» Exercise
Return each line of the listing that contains the string "매출신장률".

» Task material
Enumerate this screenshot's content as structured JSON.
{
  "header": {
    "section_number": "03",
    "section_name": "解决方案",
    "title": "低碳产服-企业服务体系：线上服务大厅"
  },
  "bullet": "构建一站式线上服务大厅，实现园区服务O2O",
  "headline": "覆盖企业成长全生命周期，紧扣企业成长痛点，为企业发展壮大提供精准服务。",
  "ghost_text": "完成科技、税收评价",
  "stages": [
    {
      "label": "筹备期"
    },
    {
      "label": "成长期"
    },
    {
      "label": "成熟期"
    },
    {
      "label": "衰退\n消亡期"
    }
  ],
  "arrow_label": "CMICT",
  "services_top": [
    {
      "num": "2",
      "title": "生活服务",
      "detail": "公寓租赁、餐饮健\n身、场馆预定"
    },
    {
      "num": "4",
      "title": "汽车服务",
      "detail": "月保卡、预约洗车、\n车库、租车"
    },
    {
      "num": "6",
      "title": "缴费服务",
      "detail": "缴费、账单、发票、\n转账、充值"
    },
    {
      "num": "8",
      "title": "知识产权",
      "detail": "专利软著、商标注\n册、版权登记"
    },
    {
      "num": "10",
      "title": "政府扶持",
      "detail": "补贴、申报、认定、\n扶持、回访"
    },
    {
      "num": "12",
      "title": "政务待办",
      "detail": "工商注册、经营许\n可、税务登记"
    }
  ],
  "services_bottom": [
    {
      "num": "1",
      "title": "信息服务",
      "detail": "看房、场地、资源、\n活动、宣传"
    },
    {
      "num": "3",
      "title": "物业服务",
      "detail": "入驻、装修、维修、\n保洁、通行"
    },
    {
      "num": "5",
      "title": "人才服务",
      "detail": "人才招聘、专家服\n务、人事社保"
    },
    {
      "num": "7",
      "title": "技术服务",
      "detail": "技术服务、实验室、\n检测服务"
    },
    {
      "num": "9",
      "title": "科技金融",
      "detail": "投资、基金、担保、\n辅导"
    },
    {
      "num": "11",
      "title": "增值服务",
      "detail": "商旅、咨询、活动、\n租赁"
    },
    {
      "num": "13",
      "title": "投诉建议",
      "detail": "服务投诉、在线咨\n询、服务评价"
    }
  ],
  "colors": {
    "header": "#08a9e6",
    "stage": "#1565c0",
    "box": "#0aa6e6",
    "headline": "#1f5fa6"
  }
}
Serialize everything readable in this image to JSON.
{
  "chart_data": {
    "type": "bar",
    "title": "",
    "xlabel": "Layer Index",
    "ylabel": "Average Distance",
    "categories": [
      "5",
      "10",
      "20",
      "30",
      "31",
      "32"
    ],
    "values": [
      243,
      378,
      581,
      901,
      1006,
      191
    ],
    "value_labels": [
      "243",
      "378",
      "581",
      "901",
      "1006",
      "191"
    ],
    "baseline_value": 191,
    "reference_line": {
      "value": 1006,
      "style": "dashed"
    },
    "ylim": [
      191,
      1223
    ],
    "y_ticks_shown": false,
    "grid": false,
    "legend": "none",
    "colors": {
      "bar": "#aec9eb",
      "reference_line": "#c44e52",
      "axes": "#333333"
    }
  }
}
* * *
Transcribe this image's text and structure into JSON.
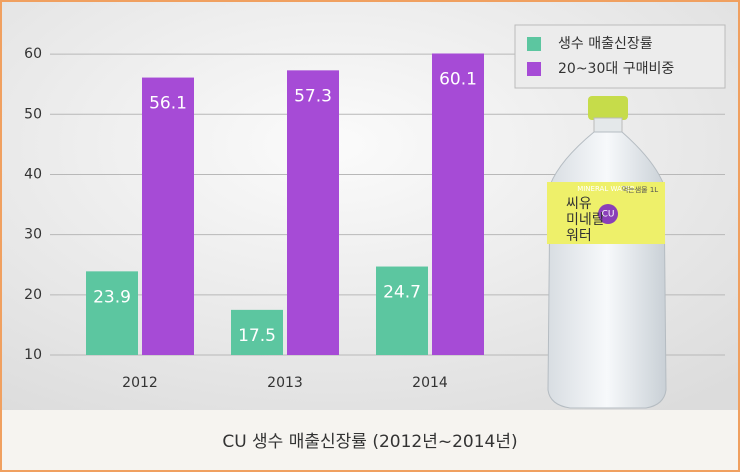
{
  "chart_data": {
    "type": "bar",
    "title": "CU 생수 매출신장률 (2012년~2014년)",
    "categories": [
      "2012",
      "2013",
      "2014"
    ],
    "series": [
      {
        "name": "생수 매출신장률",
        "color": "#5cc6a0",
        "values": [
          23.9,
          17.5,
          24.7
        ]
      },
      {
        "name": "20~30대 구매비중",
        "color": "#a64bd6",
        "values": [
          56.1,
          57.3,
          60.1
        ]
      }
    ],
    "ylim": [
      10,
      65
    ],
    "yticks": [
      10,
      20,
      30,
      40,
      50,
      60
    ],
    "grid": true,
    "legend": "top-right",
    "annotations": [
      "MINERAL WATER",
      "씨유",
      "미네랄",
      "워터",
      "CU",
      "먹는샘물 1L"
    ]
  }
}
---
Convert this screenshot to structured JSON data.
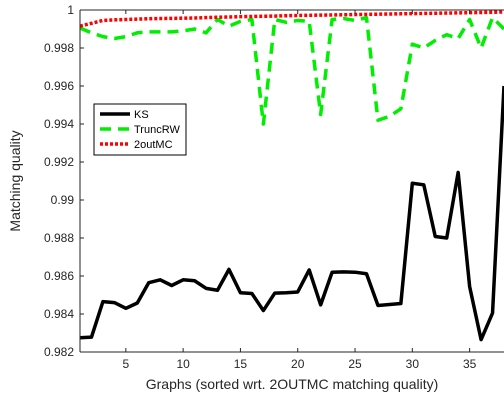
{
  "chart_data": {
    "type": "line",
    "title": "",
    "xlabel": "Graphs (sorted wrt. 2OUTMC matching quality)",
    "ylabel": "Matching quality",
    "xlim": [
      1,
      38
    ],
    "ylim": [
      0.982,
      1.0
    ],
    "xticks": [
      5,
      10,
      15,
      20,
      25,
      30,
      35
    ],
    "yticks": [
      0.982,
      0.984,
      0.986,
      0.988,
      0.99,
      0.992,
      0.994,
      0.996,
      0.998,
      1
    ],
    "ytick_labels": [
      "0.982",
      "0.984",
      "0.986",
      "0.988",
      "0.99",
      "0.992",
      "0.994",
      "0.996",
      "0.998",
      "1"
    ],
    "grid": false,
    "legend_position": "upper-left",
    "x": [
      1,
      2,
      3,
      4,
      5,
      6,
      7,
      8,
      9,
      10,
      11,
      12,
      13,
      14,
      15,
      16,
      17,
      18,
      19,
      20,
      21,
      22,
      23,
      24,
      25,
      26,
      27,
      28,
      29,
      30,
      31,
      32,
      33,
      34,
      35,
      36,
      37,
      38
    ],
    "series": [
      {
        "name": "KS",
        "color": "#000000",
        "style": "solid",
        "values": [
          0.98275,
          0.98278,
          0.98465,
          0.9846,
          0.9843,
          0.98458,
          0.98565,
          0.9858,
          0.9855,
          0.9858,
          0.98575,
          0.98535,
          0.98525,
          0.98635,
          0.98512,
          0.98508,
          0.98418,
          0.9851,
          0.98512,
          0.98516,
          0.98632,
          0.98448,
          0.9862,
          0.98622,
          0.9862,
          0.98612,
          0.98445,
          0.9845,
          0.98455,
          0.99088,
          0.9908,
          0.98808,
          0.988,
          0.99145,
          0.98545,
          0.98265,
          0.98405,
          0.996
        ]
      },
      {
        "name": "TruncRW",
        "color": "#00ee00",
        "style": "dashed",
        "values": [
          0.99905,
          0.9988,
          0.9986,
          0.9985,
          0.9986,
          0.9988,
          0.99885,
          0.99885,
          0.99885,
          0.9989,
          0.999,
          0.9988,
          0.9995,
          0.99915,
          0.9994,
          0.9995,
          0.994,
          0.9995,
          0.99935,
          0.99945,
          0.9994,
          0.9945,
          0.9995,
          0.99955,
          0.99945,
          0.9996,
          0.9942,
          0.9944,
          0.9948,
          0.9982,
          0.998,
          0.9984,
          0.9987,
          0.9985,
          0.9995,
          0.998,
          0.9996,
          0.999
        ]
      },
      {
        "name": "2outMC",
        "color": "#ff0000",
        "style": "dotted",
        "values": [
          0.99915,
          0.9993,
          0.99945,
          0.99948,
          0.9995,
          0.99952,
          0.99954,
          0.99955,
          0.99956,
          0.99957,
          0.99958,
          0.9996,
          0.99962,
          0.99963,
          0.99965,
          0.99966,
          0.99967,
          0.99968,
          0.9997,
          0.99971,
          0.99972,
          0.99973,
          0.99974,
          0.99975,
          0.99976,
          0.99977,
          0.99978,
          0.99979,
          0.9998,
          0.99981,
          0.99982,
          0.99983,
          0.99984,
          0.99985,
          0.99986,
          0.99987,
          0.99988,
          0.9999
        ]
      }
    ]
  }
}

» Result below
    "title": "CU 생수 매출신장률 (2012년~2014년)",
        "name": "생수 매출신장률",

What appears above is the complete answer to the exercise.